[Brief]
From the entries below, work out the number of lines that hold the word "нормативам", and give that number alone.

[Input for this task]

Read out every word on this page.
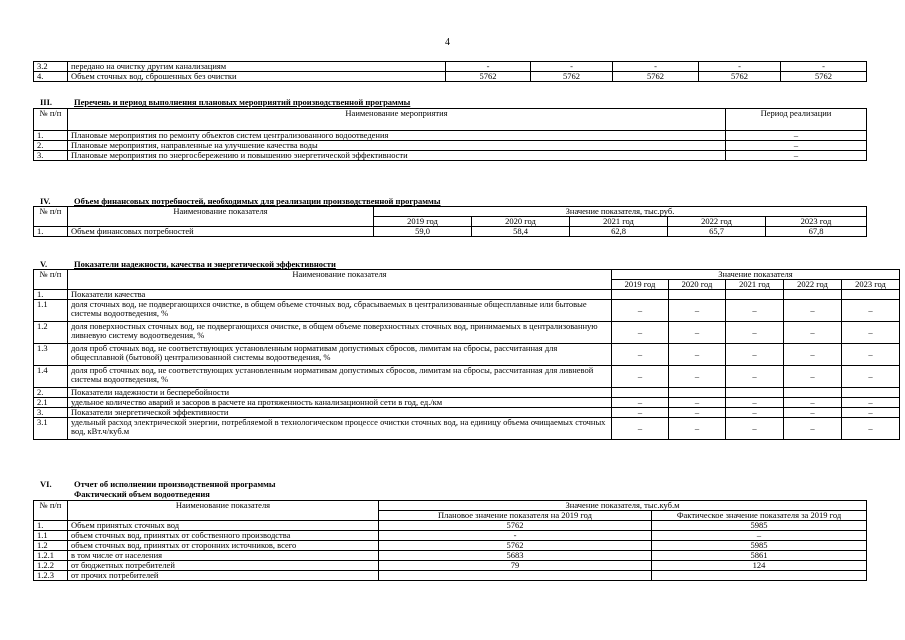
4
3.2	передано на очистку другим канализациям	-	-	-	-	-
4.	Объем сточных вод, сброшенных без очистки	5762	5762	5762	5762	5762
III.	Перечень и период выполнения плановых мероприятий производственной программы
№ п/п	Наименование мероприятия	Период реализации
1.	Плановые мероприятия по ремонту объектов систем централизованного водоотведения	–
2.	Плановые мероприятия, направленные на улучшение качества воды	–
3.	Плановые мероприятия по энергосбережению и повышению энергетической эффективности	–
IV.	Объем финансовых потребностей, необходимых для реализации производственной программы
№ п/п	Наименование показателя	Значение показателя, тыс.руб.				
		2019 год	2020 год	2021 год	2022 год	2023 год
1.	Объем финансовых потребностей	59,0	58,4	62,8	65,7	67,8
V.	Показатели надежности, качества и энергетической эффективности
№ п/п	Наименование показателя	Значение показателя				
		2019 год	2020 год	2021 год	2022 год	2023 год
1.	Показатели качества					
1.1	доля сточных вод, не подвергающихся очистке, в общем объеме сточных вод, сбрасываемых в централизованные общесплавные или бытовые системы водоотведения, %	–	–	–	–	–
1.2	доля поверхностных сточных вод, не подвергающихся очистке, в общем объеме поверхностных сточных вод, принимаемых в централизованную ливневую систему водоотведения, %	–	–	–	–	–
1.3	доля проб сточных вод, не соответствующих установленным нормативам допустимых сбросов, лимитам на сбросы, рассчитанная для общесплавной (бытовой) централизованной системы водоотведения, %	–	–	–	–	–
1.4	доля проб сточных вод, не соответствующих установленным нормативам допустимых сбросов, лимитам на сбросы, рассчитанная для ливневой системы водоотведения, %	–	–	–	–	–
2.	Показатели надежности и бесперебойности					
2.1	удельное количество аварий и засоров в расчете на протяженность канализационной сети в год, ед./км	–	–	–	–	–
3.	Показатели энергетической эффективности	–	–	–	–	–
3.1	удельный расход электрической энергии, потребляемой в технологическом процессе очистки сточных вод, на единицу объема очищаемых сточных вод, кВт.ч/куб.м	–	–	–	–	–
VI.	Отчет об исполнении производственной программы
Фактический объем водоотведения
№ п/п	Наименование показателя	Значение показателя, тыс.куб.м	
		Плановое значение показателя на 2019 год	Фактическое значение показателя за 2019 год
1.	Объем принятых сточных вод	5762	5985
1.1	объем сточных вод, принятых от собственного производства	-	–
1.2	объем сточных вод, принятых от сторонних источников, всего	5762	5985
1.2.1	в том числе от населения	5683	5861
1.2.2	от бюджетных потребителей	79	124
1.2.3	от прочих потребителей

[Written solution]
2